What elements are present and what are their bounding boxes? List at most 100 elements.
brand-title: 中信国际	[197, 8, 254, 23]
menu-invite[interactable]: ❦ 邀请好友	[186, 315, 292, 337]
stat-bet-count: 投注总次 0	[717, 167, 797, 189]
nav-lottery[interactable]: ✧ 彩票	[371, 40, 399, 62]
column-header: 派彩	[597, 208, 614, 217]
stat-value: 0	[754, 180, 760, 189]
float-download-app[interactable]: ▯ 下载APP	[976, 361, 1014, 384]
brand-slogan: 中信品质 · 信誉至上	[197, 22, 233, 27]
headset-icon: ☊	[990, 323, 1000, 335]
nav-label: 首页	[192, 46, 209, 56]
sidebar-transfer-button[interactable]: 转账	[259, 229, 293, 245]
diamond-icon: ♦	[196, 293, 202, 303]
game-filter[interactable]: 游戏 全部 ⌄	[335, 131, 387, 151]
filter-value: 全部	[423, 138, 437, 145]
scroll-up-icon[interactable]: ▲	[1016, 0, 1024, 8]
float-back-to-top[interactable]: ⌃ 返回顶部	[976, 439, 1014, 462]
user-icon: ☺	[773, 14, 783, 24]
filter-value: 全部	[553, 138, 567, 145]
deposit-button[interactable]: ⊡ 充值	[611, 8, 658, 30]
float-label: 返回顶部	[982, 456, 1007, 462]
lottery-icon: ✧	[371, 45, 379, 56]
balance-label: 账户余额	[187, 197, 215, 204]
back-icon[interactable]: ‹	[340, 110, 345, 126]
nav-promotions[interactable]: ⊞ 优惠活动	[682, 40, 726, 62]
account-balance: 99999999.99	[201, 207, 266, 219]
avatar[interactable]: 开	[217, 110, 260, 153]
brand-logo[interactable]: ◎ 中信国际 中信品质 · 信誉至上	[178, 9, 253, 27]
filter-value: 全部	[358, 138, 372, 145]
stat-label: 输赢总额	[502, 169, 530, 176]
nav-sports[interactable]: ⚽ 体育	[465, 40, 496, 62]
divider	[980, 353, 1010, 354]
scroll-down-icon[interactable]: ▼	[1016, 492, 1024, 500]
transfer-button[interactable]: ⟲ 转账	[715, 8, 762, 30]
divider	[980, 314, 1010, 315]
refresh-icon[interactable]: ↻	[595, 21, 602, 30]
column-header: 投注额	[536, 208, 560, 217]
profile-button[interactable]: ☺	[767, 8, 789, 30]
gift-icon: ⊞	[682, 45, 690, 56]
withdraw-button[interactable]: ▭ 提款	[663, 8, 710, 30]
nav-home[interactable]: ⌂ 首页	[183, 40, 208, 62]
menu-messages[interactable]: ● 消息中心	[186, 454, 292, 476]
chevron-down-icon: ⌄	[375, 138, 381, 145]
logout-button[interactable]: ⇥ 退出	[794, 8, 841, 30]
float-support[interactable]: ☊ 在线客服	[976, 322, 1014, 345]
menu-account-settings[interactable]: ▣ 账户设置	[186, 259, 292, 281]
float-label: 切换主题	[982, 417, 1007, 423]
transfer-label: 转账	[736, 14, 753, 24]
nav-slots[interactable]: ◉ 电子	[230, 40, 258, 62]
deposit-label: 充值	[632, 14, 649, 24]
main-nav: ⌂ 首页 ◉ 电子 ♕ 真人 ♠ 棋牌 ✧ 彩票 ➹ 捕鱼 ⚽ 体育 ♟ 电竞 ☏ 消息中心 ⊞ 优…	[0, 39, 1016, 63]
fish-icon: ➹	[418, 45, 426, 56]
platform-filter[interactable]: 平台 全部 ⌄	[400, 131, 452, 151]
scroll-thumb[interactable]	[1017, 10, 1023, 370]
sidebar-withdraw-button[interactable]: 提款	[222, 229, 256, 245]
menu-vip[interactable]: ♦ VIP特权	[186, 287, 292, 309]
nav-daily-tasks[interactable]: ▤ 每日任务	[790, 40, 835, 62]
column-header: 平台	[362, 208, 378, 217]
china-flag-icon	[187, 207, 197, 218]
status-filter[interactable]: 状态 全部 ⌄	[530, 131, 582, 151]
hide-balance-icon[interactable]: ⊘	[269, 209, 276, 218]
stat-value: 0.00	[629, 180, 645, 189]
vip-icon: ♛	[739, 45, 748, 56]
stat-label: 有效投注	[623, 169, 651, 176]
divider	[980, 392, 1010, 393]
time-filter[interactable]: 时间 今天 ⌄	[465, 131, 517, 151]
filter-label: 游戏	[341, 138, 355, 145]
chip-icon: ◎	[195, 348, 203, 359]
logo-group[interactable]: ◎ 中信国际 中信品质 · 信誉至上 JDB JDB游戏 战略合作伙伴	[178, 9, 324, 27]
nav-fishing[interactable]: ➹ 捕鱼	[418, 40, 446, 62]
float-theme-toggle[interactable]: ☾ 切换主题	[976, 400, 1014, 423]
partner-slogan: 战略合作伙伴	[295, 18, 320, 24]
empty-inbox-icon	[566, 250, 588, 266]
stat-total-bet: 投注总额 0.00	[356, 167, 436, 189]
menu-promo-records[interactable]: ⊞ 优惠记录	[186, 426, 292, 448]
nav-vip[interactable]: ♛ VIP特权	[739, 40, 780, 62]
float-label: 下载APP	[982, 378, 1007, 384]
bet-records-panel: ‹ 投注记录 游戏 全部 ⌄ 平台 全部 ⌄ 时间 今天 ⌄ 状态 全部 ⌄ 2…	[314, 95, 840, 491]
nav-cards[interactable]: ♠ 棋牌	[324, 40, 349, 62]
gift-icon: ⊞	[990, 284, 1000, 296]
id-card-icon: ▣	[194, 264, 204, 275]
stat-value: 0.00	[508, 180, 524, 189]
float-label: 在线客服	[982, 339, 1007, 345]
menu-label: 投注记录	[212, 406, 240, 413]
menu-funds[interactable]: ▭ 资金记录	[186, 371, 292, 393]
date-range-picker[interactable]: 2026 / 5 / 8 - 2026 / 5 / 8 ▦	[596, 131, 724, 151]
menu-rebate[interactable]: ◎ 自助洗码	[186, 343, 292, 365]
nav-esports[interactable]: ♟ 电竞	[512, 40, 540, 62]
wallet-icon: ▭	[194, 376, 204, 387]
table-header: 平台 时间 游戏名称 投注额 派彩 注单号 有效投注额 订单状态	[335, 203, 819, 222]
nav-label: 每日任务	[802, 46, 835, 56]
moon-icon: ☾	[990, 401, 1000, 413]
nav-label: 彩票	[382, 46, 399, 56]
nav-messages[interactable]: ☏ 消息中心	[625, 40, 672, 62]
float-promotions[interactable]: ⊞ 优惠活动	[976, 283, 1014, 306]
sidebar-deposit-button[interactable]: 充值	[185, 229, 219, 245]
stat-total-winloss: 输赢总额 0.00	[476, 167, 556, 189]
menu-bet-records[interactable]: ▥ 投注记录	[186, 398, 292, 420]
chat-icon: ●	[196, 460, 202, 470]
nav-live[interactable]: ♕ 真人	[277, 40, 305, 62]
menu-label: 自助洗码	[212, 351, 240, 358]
-------
Pull every line out of the entries above and write each one down unchanged.

What elements are present and what are their bounding boxes? List at most 100 elements.
brand-title: 中信国际	[197, 8, 254, 23]
menu-invite[interactable]: ❦ 邀请好友	[186, 315, 292, 337]
stat-bet-count: 投注总次 0	[717, 167, 797, 189]
nav-lottery[interactable]: ✧ 彩票	[371, 40, 399, 62]
column-header: 派彩	[597, 208, 614, 217]
stat-value: 0	[754, 180, 760, 189]
float-download-app[interactable]: ▯ 下载APP	[976, 361, 1014, 384]
brand-slogan: 中信品质 · 信誉至上	[197, 22, 233, 27]
headset-icon: ☊	[990, 323, 1000, 335]
nav-label: 首页	[192, 46, 209, 56]
sidebar-transfer-button[interactable]: 转账	[259, 229, 293, 245]
diamond-icon: ♦	[196, 293, 202, 303]
game-filter[interactable]: 游戏 全部 ⌄	[335, 131, 387, 151]
filter-value: 全部	[423, 138, 437, 145]
scroll-up-icon[interactable]: ▲	[1016, 0, 1024, 8]
float-back-to-top[interactable]: ⌃ 返回顶部	[976, 439, 1014, 462]
user-icon: ☺	[773, 14, 783, 24]
filter-value: 全部	[553, 138, 567, 145]
deposit-button[interactable]: ⊡ 充值	[611, 8, 658, 30]
float-label: 返回顶部	[982, 456, 1007, 462]
lottery-icon: ✧	[371, 45, 379, 56]
balance-label: 账户余额	[187, 197, 215, 204]
back-icon[interactable]: ‹	[340, 110, 345, 126]
nav-promotions[interactable]: ⊞ 优惠活动	[682, 40, 726, 62]
account-balance: 99999999.99	[201, 207, 266, 219]
avatar[interactable]: 开	[217, 110, 260, 153]
brand-logo[interactable]: ◎ 中信国际 中信品质 · 信誉至上	[178, 9, 253, 27]
filter-value: 全部	[358, 138, 372, 145]
stat-label: 输赢总额	[502, 169, 530, 176]
nav-sports[interactable]: ⚽ 体育	[465, 40, 496, 62]
divider	[980, 353, 1010, 354]
scroll-down-icon[interactable]: ▼	[1016, 492, 1024, 500]
transfer-button[interactable]: ⟲ 转账	[715, 8, 762, 30]
divider	[980, 314, 1010, 315]
refresh-icon[interactable]: ↻	[595, 21, 602, 30]
column-header: 投注额	[536, 208, 560, 217]
profile-button[interactable]: ☺	[767, 8, 789, 30]
gift-icon: ⊞	[682, 45, 690, 56]
withdraw-button[interactable]: ▭ 提款	[663, 8, 710, 30]
nav-home[interactable]: ⌂ 首页	[183, 40, 208, 62]
menu-messages[interactable]: ● 消息中心	[186, 454, 292, 476]
chevron-down-icon: ⌄	[375, 138, 381, 145]
logout-button[interactable]: ⇥ 退出	[794, 8, 841, 30]
float-support[interactable]: ☊ 在线客服	[976, 322, 1014, 345]
menu-account-settings[interactable]: ▣ 账户设置	[186, 259, 292, 281]
float-label: 切换主题	[982, 417, 1007, 423]
transfer-label: 转账	[736, 14, 753, 24]
nav-slots[interactable]: ◉ 电子	[230, 40, 258, 62]
deposit-label: 充值	[632, 14, 649, 24]
main-nav: ⌂ 首页 ◉ 电子 ♕ 真人 ♠ 棋牌 ✧ 彩票 ➹ 捕鱼 ⚽ 体育 ♟ 电竞 ☏ 消息中心 ⊞ 优…	[0, 39, 1016, 63]
fish-icon: ➹	[418, 45, 426, 56]
platform-filter[interactable]: 平台 全部 ⌄	[400, 131, 452, 151]
scroll-thumb[interactable]	[1017, 10, 1023, 370]
sidebar-withdraw-button[interactable]: 提款	[222, 229, 256, 245]
menu-vip[interactable]: ♦ VIP特权	[186, 287, 292, 309]
nav-daily-tasks[interactable]: ▤ 每日任务	[790, 40, 835, 62]
column-header: 平台	[362, 208, 378, 217]
china-flag-icon	[187, 207, 197, 218]
status-filter[interactable]: 状态 全部 ⌄	[530, 131, 582, 151]
hide-balance-icon[interactable]: ⊘	[269, 209, 276, 218]
stat-value: 0.00	[629, 180, 645, 189]
vip-icon: ♛	[739, 45, 748, 56]
stat-label: 有效投注	[623, 169, 651, 176]
divider	[980, 392, 1010, 393]
time-filter[interactable]: 时间 今天 ⌄	[465, 131, 517, 151]
filter-label: 游戏	[341, 138, 355, 145]
chip-icon: ◎	[195, 348, 203, 359]
logo-group[interactable]: ◎ 中信国际 中信品质 · 信誉至上 JDB JDB游戏 战略合作伙伴	[178, 9, 324, 27]
nav-fishing[interactable]: ➹ 捕鱼	[418, 40, 446, 62]
float-theme-toggle[interactable]: ☾ 切换主题	[976, 400, 1014, 423]
partner-slogan: 战略合作伙伴	[295, 18, 320, 24]
empty-inbox-icon	[566, 250, 588, 266]
stat-total-bet: 投注总额 0.00	[356, 167, 436, 189]
menu-promo-records[interactable]: ⊞ 优惠记录	[186, 426, 292, 448]
nav-vip[interactable]: ♛ VIP特权	[739, 40, 780, 62]
float-label: 下载APP	[982, 378, 1007, 384]
bet-records-panel: ‹ 投注记录 游戏 全部 ⌄ 平台 全部 ⌄ 时间 今天 ⌄ 状态 全部 ⌄ 2…	[314, 95, 840, 491]
nav-cards[interactable]: ♠ 棋牌	[324, 40, 349, 62]
gift-icon: ⊞	[990, 284, 1000, 296]
id-card-icon: ▣	[194, 264, 204, 275]
stat-value: 0.00	[508, 180, 524, 189]
float-label: 在线客服	[982, 339, 1007, 345]
menu-label: 投注记录	[212, 406, 240, 413]
menu-funds[interactable]: ▭ 资金记录	[186, 371, 292, 393]
date-range-picker[interactable]: 2026 / 5 / 8 - 2026 / 5 / 8 ▦	[596, 131, 724, 151]
menu-rebate[interactable]: ◎ 自助洗码	[186, 343, 292, 365]
nav-esports[interactable]: ♟ 电竞	[512, 40, 540, 62]
wallet-icon: ▭	[194, 376, 204, 387]
table-header: 平台 时间 游戏名称 投注额 派彩 注单号 有效投注额 订单状态	[335, 203, 819, 222]
nav-label: 每日任务	[802, 46, 835, 56]
moon-icon: ☾	[990, 401, 1000, 413]
nav-label: 彩票	[382, 46, 399, 56]
nav-messages[interactable]: ☏ 消息中心	[625, 40, 672, 62]
float-promotions[interactable]: ⊞ 优惠活动	[976, 283, 1014, 306]
sidebar-deposit-button[interactable]: 充值	[185, 229, 219, 245]
stat-total-winloss: 输赢总额 0.00	[476, 167, 556, 189]
menu-bet-records[interactable]: ▥ 投注记录	[186, 398, 292, 420]
chat-icon: ●	[196, 460, 202, 470]
nav-live[interactable]: ♕ 真人	[277, 40, 305, 62]
menu-label: 自助洗码	[212, 351, 240, 358]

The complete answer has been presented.